● Given request: Update every line below so that "y-tick-label" becomes "y-axis-tick", and leave everything else unchanged.

--- Task inputs ---

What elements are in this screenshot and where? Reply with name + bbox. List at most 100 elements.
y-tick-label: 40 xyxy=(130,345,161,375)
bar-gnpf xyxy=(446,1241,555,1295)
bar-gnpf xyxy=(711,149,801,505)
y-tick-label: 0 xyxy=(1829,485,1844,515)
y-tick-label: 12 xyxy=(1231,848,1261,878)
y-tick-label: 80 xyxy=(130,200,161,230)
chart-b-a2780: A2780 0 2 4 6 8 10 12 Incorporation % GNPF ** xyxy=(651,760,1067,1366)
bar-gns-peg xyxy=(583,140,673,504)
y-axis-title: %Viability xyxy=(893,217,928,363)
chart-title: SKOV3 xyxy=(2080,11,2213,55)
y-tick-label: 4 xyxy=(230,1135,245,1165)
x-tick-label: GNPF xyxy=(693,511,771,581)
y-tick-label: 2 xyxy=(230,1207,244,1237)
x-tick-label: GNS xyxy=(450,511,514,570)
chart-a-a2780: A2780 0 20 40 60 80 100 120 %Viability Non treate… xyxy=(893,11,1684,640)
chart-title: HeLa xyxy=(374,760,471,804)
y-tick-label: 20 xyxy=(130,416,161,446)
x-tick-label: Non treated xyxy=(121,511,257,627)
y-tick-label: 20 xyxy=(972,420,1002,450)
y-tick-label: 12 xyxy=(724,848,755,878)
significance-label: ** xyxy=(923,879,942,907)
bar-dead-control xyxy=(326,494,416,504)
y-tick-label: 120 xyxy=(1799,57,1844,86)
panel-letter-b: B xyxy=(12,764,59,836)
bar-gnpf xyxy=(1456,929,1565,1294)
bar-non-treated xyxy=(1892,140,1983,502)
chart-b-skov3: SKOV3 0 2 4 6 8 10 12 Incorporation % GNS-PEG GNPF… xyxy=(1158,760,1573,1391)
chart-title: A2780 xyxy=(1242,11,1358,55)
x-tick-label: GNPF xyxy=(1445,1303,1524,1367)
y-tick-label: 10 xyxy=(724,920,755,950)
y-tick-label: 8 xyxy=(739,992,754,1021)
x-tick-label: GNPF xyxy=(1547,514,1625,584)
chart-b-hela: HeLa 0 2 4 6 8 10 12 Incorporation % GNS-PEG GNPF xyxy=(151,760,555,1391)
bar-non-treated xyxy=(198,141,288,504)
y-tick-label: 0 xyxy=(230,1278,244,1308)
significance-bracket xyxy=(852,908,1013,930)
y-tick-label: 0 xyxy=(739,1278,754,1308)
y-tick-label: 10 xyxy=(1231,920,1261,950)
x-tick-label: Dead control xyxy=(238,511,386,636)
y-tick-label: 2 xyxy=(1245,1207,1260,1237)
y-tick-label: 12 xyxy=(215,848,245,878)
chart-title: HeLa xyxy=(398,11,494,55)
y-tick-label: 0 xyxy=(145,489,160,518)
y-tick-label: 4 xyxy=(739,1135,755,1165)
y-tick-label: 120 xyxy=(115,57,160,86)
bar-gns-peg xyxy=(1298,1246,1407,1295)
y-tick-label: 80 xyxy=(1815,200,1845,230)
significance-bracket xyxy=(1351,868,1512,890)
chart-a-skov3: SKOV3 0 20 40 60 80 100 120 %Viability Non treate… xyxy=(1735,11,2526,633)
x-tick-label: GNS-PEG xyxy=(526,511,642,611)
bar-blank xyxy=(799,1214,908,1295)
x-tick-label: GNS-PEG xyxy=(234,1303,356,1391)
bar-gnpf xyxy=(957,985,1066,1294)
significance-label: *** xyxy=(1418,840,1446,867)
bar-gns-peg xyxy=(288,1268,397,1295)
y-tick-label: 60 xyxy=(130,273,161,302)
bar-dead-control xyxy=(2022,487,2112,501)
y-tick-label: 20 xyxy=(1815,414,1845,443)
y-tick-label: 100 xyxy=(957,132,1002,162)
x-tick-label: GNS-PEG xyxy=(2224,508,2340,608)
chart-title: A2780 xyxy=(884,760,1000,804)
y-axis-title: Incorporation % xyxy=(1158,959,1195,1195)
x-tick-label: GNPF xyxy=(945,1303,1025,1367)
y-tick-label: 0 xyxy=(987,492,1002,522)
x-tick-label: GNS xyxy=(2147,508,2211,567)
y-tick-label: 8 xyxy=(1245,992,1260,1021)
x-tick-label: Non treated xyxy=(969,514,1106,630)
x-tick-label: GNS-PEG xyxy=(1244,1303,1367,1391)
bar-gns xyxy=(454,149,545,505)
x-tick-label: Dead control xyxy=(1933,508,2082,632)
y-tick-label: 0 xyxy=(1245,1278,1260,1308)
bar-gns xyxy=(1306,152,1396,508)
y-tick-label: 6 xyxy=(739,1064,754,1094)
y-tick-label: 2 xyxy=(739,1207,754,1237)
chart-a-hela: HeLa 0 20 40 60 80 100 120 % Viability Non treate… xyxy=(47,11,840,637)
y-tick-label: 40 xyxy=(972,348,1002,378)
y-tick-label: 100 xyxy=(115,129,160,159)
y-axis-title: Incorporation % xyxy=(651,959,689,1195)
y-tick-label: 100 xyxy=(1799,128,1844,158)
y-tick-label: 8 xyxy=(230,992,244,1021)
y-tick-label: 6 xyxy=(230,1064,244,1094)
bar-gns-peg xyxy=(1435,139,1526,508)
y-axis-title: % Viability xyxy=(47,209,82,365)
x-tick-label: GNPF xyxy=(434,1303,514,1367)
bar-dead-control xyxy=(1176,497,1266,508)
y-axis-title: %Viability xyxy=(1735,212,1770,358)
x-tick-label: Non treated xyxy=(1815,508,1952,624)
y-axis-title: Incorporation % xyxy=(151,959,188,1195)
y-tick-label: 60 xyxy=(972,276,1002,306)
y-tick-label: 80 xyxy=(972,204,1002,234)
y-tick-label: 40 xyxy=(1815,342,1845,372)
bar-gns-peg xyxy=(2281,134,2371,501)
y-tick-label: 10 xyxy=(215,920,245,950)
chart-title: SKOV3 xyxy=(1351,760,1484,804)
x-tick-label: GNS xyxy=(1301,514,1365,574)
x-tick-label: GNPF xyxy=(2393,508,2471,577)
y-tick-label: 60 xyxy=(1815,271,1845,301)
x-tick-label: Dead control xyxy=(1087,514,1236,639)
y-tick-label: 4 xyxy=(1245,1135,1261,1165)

---

● Exercise answer:
What elements are in this screenshot and where? Reply with name + bbox. List at most 100 elements.
y-axis-tick: 40 xyxy=(130,345,161,375)
bar-gnpf xyxy=(446,1241,555,1295)
bar-gnpf xyxy=(711,149,801,505)
y-axis-tick: 0 xyxy=(1829,485,1844,515)
y-axis-tick: 12 xyxy=(1231,848,1261,878)
y-axis-tick: 80 xyxy=(130,200,161,230)
chart-b-a2780: A2780 0 2 4 6 8 10 12 Incorporation % GNPF ** xyxy=(651,760,1067,1366)
bar-gns-peg xyxy=(583,140,673,504)
y-axis-title: %Viability xyxy=(893,217,928,363)
chart-title: SKOV3 xyxy=(2080,11,2213,55)
y-axis-tick: 4 xyxy=(230,1135,245,1165)
x-tick-label: GNPF xyxy=(693,511,771,581)
y-axis-tick: 2 xyxy=(230,1207,244,1237)
x-tick-label: GNS xyxy=(450,511,514,570)
chart-a-a2780: A2780 0 20 40 60 80 100 120 %Viability Non treate… xyxy=(893,11,1684,640)
chart-title: HeLa xyxy=(374,760,471,804)
y-axis-tick: 20 xyxy=(130,416,161,446)
x-tick-label: Non treated xyxy=(121,511,257,627)
y-axis-tick: 20 xyxy=(972,420,1002,450)
y-axis-tick: 12 xyxy=(724,848,755,878)
significance-label: ** xyxy=(923,879,942,907)
bar-dead-control xyxy=(326,494,416,504)
y-axis-tick: 120 xyxy=(1799,57,1844,86)
panel-letter-b: B xyxy=(12,764,59,836)
bar-gnpf xyxy=(1456,929,1565,1294)
bar-non-treated xyxy=(1892,140,1983,502)
chart-b-skov3: SKOV3 0 2 4 6 8 10 12 Incorporation % GNS-PEG GNPF… xyxy=(1158,760,1573,1391)
chart-title: A2780 xyxy=(1242,11,1358,55)
x-tick-label: GNPF xyxy=(1445,1303,1524,1367)
y-axis-tick: 10 xyxy=(724,920,755,950)
y-axis-tick: 8 xyxy=(739,992,754,1021)
x-tick-label: GNPF xyxy=(1547,514,1625,584)
chart-b-hela: HeLa 0 2 4 6 8 10 12 Incorporation % GNS-PEG GNPF xyxy=(151,760,555,1391)
bar-non-treated xyxy=(198,141,288,504)
y-axis-tick: 0 xyxy=(230,1278,244,1308)
significance-bracket xyxy=(852,908,1013,930)
y-axis-tick: 0 xyxy=(739,1278,754,1308)
y-axis-tick: 10 xyxy=(1231,920,1261,950)
x-tick-label: Dead control xyxy=(238,511,386,636)
y-axis-tick: 2 xyxy=(1245,1207,1260,1237)
y-axis-tick: 12 xyxy=(215,848,245,878)
chart-title: HeLa xyxy=(398,11,494,55)
y-axis-tick: 0 xyxy=(145,489,160,518)
y-axis-tick: 4 xyxy=(739,1135,755,1165)
y-axis-tick: 120 xyxy=(115,57,160,86)
bar-gns-peg xyxy=(1298,1246,1407,1295)
y-axis-tick: 80 xyxy=(1815,200,1845,230)
significance-bracket xyxy=(1351,868,1512,890)
chart-a-skov3: SKOV3 0 20 40 60 80 100 120 %Viability Non treate… xyxy=(1735,11,2526,633)
x-tick-label: GNS-PEG xyxy=(526,511,642,611)
bar-blank xyxy=(799,1214,908,1295)
x-tick-label: GNS-PEG xyxy=(234,1303,356,1391)
bar-gnpf xyxy=(957,985,1066,1294)
significance-label: *** xyxy=(1418,840,1446,867)
bar-gns-peg xyxy=(288,1268,397,1295)
y-axis-tick: 60 xyxy=(130,273,161,302)
bar-dead-control xyxy=(2022,487,2112,501)
y-axis-tick: 20 xyxy=(1815,414,1845,443)
y-axis-tick: 100 xyxy=(957,132,1002,162)
x-tick-label: GNS-PEG xyxy=(2224,508,2340,608)
chart-title: A2780 xyxy=(884,760,1000,804)
y-axis-title: Incorporation % xyxy=(1158,959,1195,1195)
x-tick-label: GNPF xyxy=(945,1303,1025,1367)
y-axis-tick: 0 xyxy=(987,492,1002,522)
x-tick-label: GNS xyxy=(2147,508,2211,567)
y-axis-tick: 8 xyxy=(1245,992,1260,1021)
x-tick-label: Non treated xyxy=(969,514,1106,630)
x-tick-label: GNS-PEG xyxy=(1244,1303,1367,1391)
bar-gns xyxy=(454,149,545,505)
x-tick-label: Dead control xyxy=(1933,508,2082,632)
y-axis-tick: 0 xyxy=(1245,1278,1260,1308)
bar-gns xyxy=(1306,152,1396,508)
y-axis-tick: 6 xyxy=(739,1064,754,1094)
y-axis-tick: 2 xyxy=(739,1207,754,1237)
chart-a-hela: HeLa 0 20 40 60 80 100 120 % Viability Non treate… xyxy=(47,11,840,637)
y-axis-tick: 40 xyxy=(972,348,1002,378)
y-axis-tick: 100 xyxy=(115,129,160,159)
y-axis-title: Incorporation % xyxy=(651,959,689,1195)
y-axis-tick: 100 xyxy=(1799,128,1844,158)
y-axis-tick: 8 xyxy=(230,992,244,1021)
y-axis-tick: 6 xyxy=(230,1064,244,1094)
bar-gns-peg xyxy=(1435,139,1526,508)
y-axis-title: % Viability xyxy=(47,209,82,365)
x-tick-label: GNPF xyxy=(434,1303,514,1367)
bar-dead-control xyxy=(1176,497,1266,508)
y-axis-title: %Viability xyxy=(1735,212,1770,358)
x-tick-label: Non treated xyxy=(1815,508,1952,624)
y-axis-title: Incorporation % xyxy=(151,959,188,1195)
y-axis-tick: 60 xyxy=(972,276,1002,306)
y-axis-tick: 80 xyxy=(972,204,1002,234)
y-axis-tick: 40 xyxy=(1815,342,1845,372)
bar-gns-peg xyxy=(2281,134,2371,501)
y-axis-tick: 10 xyxy=(215,920,245,950)
chart-title: SKOV3 xyxy=(1351,760,1484,804)
x-tick-label: GNS xyxy=(1301,514,1365,574)
x-tick-label: GNPF xyxy=(2393,508,2471,577)
y-axis-tick: 60 xyxy=(1815,271,1845,301)
x-tick-label: Dead control xyxy=(1087,514,1236,639)
y-axis-tick: 4 xyxy=(1245,1135,1261,1165)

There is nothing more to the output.